The records below are to be repeated in full, exactly as they are.

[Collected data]
# # #

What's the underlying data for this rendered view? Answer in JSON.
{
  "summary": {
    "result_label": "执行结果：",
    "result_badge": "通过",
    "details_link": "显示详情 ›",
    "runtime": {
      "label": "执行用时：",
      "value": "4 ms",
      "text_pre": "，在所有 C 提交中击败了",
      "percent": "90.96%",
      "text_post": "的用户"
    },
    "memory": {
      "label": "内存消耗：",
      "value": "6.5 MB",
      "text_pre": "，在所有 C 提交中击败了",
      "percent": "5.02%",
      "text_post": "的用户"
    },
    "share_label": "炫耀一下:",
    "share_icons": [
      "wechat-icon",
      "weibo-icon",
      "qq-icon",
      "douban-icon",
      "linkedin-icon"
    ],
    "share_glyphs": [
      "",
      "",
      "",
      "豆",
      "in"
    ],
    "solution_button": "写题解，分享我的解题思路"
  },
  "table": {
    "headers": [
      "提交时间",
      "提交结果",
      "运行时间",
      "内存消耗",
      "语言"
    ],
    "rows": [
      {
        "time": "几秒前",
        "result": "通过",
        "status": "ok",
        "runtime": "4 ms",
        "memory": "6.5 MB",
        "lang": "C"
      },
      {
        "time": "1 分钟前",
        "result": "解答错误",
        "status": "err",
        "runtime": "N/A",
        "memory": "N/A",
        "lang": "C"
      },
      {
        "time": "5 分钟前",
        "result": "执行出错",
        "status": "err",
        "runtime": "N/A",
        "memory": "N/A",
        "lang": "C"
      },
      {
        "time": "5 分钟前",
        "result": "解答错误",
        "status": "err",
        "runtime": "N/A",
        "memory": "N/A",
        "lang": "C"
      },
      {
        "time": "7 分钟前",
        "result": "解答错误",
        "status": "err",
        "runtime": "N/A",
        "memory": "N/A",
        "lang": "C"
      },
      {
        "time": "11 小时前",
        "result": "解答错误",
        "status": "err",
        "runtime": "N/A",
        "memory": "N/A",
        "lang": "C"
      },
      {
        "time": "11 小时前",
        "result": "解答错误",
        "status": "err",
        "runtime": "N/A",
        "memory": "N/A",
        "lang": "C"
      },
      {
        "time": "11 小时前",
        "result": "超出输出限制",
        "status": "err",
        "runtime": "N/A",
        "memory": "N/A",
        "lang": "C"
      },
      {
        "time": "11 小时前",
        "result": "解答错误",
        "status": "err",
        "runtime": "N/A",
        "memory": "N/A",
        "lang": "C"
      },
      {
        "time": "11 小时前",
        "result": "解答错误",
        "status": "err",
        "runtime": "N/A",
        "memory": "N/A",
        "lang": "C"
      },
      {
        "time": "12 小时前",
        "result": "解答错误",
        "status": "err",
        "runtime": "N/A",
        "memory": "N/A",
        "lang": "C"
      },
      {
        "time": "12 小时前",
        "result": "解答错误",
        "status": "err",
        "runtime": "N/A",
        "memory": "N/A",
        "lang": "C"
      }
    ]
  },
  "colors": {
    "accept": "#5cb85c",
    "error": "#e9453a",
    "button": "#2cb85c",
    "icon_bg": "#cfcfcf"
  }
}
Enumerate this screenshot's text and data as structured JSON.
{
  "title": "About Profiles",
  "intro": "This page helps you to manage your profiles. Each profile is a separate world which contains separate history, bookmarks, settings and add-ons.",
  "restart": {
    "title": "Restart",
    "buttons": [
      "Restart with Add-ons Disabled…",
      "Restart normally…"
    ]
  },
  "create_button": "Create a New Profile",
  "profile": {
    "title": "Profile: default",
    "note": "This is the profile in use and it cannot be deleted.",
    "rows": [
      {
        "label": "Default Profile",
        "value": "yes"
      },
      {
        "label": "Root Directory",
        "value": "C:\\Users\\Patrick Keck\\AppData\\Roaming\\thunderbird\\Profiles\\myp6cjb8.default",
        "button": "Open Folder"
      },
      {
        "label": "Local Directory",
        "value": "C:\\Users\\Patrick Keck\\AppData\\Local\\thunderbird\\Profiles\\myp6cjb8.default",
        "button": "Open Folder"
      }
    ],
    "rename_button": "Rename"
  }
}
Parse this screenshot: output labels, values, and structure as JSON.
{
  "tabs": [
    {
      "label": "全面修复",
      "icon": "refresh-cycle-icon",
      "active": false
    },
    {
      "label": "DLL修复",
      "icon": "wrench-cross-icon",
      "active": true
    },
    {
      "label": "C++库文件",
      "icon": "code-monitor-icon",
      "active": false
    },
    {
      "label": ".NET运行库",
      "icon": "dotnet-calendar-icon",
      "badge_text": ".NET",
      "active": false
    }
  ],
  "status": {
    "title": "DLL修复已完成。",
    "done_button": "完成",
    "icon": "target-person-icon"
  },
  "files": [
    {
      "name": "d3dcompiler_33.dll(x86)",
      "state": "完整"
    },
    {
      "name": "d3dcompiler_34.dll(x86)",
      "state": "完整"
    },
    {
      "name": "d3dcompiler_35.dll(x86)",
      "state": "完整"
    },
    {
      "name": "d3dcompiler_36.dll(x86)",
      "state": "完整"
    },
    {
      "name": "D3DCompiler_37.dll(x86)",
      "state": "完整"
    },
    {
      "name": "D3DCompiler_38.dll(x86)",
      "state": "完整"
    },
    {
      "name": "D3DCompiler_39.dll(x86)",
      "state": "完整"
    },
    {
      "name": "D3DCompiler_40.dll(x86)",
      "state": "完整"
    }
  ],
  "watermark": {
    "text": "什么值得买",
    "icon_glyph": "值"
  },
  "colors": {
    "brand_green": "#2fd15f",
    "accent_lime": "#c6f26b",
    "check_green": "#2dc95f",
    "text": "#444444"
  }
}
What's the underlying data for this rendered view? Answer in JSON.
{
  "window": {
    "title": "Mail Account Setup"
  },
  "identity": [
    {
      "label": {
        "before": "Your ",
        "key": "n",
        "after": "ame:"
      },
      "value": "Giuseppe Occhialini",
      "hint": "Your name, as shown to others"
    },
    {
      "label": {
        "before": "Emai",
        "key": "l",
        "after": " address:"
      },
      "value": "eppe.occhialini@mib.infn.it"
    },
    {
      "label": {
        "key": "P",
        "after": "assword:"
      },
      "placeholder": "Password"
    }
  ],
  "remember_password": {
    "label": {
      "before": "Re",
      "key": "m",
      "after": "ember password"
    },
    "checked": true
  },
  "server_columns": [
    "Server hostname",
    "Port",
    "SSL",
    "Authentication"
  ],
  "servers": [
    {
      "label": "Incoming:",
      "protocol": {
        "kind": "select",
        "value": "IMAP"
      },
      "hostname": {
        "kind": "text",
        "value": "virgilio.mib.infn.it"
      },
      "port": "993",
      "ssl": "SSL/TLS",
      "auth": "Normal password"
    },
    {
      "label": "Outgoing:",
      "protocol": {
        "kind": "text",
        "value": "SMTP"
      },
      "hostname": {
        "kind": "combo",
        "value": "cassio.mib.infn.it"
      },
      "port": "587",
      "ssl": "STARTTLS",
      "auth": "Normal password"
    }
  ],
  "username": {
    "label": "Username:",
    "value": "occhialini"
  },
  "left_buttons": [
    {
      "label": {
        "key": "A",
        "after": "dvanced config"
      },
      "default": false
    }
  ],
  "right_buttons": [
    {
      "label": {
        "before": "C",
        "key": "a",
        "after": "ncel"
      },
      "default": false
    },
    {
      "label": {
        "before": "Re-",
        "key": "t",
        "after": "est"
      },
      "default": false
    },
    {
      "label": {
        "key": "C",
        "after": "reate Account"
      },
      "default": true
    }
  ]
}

# # #

• _Completed exercise_
What's the underlying data for this rendered view? Answer in JSON.
{
  "summary": {
    "result_label": "执行结果：",
    "result_badge": "通过",
    "details_link": "显示详情 ›",
    "runtime": {
      "label": "执行用时：",
      "value": "4 ms",
      "text_pre": "，在所有 C 提交中击败了",
      "percent": "90.96%",
      "text_post": "的用户"
    },
    "memory": {
      "label": "内存消耗：",
      "value": "6.5 MB",
      "text_pre": "，在所有 C 提交中击败了",
      "percent": "5.02%",
      "text_post": "的用户"
    },
    "share_label": "炫耀一下:",
    "share_icons": [
      "wechat-icon",
      "weibo-icon",
      "qq-icon",
      "douban-icon",
      "linkedin-icon"
    ],
    "share_glyphs": [
      "",
      "",
      "",
      "豆",
      "in"
    ],
    "solution_button": "写题解，分享我的解题思路"
  },
  "table": {
    "headers": [
      "提交时间",
      "提交结果",
      "运行时间",
      "内存消耗",
      "语言"
    ],
    "rows": [
      {
        "time": "几秒前",
        "result": "通过",
        "status": "ok",
        "runtime": "4 ms",
        "memory": "6.5 MB",
        "lang": "C"
      },
      {
        "time": "1 分钟前",
        "result": "解答错误",
        "status": "err",
        "runtime": "N/A",
        "memory": "N/A",
        "lang": "C"
      },
      {
        "time": "5 分钟前",
        "result": "执行出错",
        "status": "err",
        "runtime": "N/A",
        "memory": "N/A",
        "lang": "C"
      },
      {
        "time": "5 分钟前",
        "result": "解答错误",
        "status": "err",
        "runtime": "N/A",
        "memory": "N/A",
        "lang": "C"
      },
      {
        "time": "7 分钟前",
        "result": "解答错误",
        "status": "err",
        "runtime": "N/A",
        "memory": "N/A",
        "lang": "C"
      },
      {
        "time": "11 小时前",
        "result": "解答错误",
        "status": "err",
        "runtime": "N/A",
        "memory": "N/A",
        "lang": "C"
      },
      {
        "time": "11 小时前",
        "result": "解答错误",
        "status": "err",
        "runtime": "N/A",
        "memory": "N/A",
        "lang": "C"
      },
      {
        "time": "11 小时前",
        "result": "超出输出限制",
        "status": "err",
        "runtime": "N/A",
        "memory": "N/A",
        "lang": "C"
      },
      {
        "time": "11 小时前",
        "result": "解答错误",
        "status": "err",
        "runtime": "N/A",
        "memory": "N/A",
        "lang": "C"
      },
      {
        "time": "11 小时前",
        "result": "解答错误",
        "status": "err",
        "runtime": "N/A",
        "memory": "N/A",
        "lang": "C"
      },
      {
        "time": "12 小时前",
        "result": "解答错误",
        "status": "err",
        "runtime": "N/A",
        "memory": "N/A",
        "lang": "C"
      },
      {
        "time": "12 小时前",
        "result": "解答错误",
        "status": "err",
        "runtime": "N/A",
        "memory": "N/A",
        "lang": "C"
      }
    ]
  },
  "colors": {
    "accept": "#5cb85c",
    "error": "#e9453a",
    "button": "#2cb85c",
    "icon_bg": "#cfcfcf"
  }
}
Enumerate this screenshot's text and data as structured JSON.
{
  "title": "About Profiles",
  "intro": "This page helps you to manage your profiles. Each profile is a separate world which contains separate history, bookmarks, settings and add-ons.",
  "restart": {
    "title": "Restart",
    "buttons": [
      "Restart with Add-ons Disabled…",
      "Restart normally…"
    ]
  },
  "create_button": "Create a New Profile",
  "profile": {
    "title": "Profile: default",
    "note": "This is the profile in use and it cannot be deleted.",
    "rows": [
      {
        "label": "Default Profile",
        "value": "yes"
      },
      {
        "label": "Root Directory",
        "value": "C:\\Users\\Patrick Keck\\AppData\\Roaming\\thunderbird\\Profiles\\myp6cjb8.default",
        "button": "Open Folder"
      },
      {
        "label": "Local Directory",
        "value": "C:\\Users\\Patrick Keck\\AppData\\Local\\thunderbird\\Profiles\\myp6cjb8.default",
        "button": "Open Folder"
      }
    ],
    "rename_button": "Rename"
  }
}
Parse this screenshot: output labels, values, and structure as JSON.
{
  "tabs": [
    {
      "label": "全面修复",
      "icon": "refresh-cycle-icon",
      "active": false
    },
    {
      "label": "DLL修复",
      "icon": "wrench-cross-icon",
      "active": true
    },
    {
      "label": "C++库文件",
      "icon": "code-monitor-icon",
      "active": false
    },
    {
      "label": ".NET运行库",
      "icon": "dotnet-calendar-icon",
      "badge_text": ".NET",
      "active": false
    }
  ],
  "status": {
    "title": "DLL修复已完成。",
    "done_button": "完成",
    "icon": "target-person-icon"
  },
  "files": [
    {
      "name": "d3dcompiler_33.dll(x86)",
      "state": "完整"
    },
    {
      "name": "d3dcompiler_34.dll(x86)",
      "state": "完整"
    },
    {
      "name": "d3dcompiler_35.dll(x86)",
      "state": "完整"
    },
    {
      "name": "d3dcompiler_36.dll(x86)",
      "state": "完整"
    },
    {
      "name": "D3DCompiler_37.dll(x86)",
      "state": "完整"
    },
    {
      "name": "D3DCompiler_38.dll(x86)",
      "state": "完整"
    },
    {
      "name": "D3DCompiler_39.dll(x86)",
      "state": "完整"
    },
    {
      "name": "D3DCompiler_40.dll(x86)",
      "state": "完整"
    }
  ],
  "watermark": {
    "text": "什么值得买",
    "icon_glyph": "值"
  },
  "colors": {
    "brand_green": "#2fd15f",
    "accent_lime": "#c6f26b",
    "check_green": "#2dc95f",
    "text": "#444444"
  }
}
What's the underlying data for this rendered view? Answer in JSON.
{
  "window": {
    "title": "Mail Account Setup"
  },
  "identity": [
    {
      "label": {
        "before": "Your ",
        "key": "n",
        "after": "ame:"
      },
      "value": "Giuseppe Occhialini",
      "hint": "Your name, as shown to others"
    },
    {
      "label": {
        "before": "Emai",
        "key": "l",
        "after": " address:"
      },
      "value": "eppe.occhialini@mib.infn.it"
    },
    {
      "label": {
        "key": "P",
        "after": "assword:"
      },
      "placeholder": "Password"
    }
  ],
  "remember_password": {
    "label": {
      "before": "Re",
      "key": "m",
      "after": "ember password"
    },
    "checked": true
  },
  "server_columns": [
    "Server hostname",
    "Port",
    "SSL",
    "Authentication"
  ],
  "servers": [
    {
      "label": "Incoming:",
      "protocol": {
        "kind": "select",
        "value": "IMAP"
      },
      "hostname": {
        "kind": "text",
        "value": "virgilio.mib.infn.it"
      },
      "port": "993",
      "ssl": "SSL/TLS",
      "auth": "Normal password"
    },
    {
      "label": "Outgoing:",
      "protocol": {
        "kind": "text",
        "value": "SMTP"
      },
      "hostname": {
        "kind": "combo",
        "value": "cassio.mib.infn.it"
      },
      "port": "587",
      "ssl": "STARTTLS",
      "auth": "Normal password"
    }
  ],
  "username": {
    "label": "Username:",
    "value": "occhialini"
  },
  "left_buttons": [
    {
      "label": {
        "key": "A",
        "after": "dvanced config"
      },
      "default": false
    }
  ],
  "right_buttons": [
    {
      "label": {
        "before": "C",
        "key": "a",
        "after": "ncel"
      },
      "default": false
    },
    {
      "label": {
        "before": "Re-",
        "key": "t",
        "after": "est"
      },
      "default": false
    },
    {
      "label": {
        "key": "C",
        "after": "reate Account"
      },
      "default": true
    }
  ]
}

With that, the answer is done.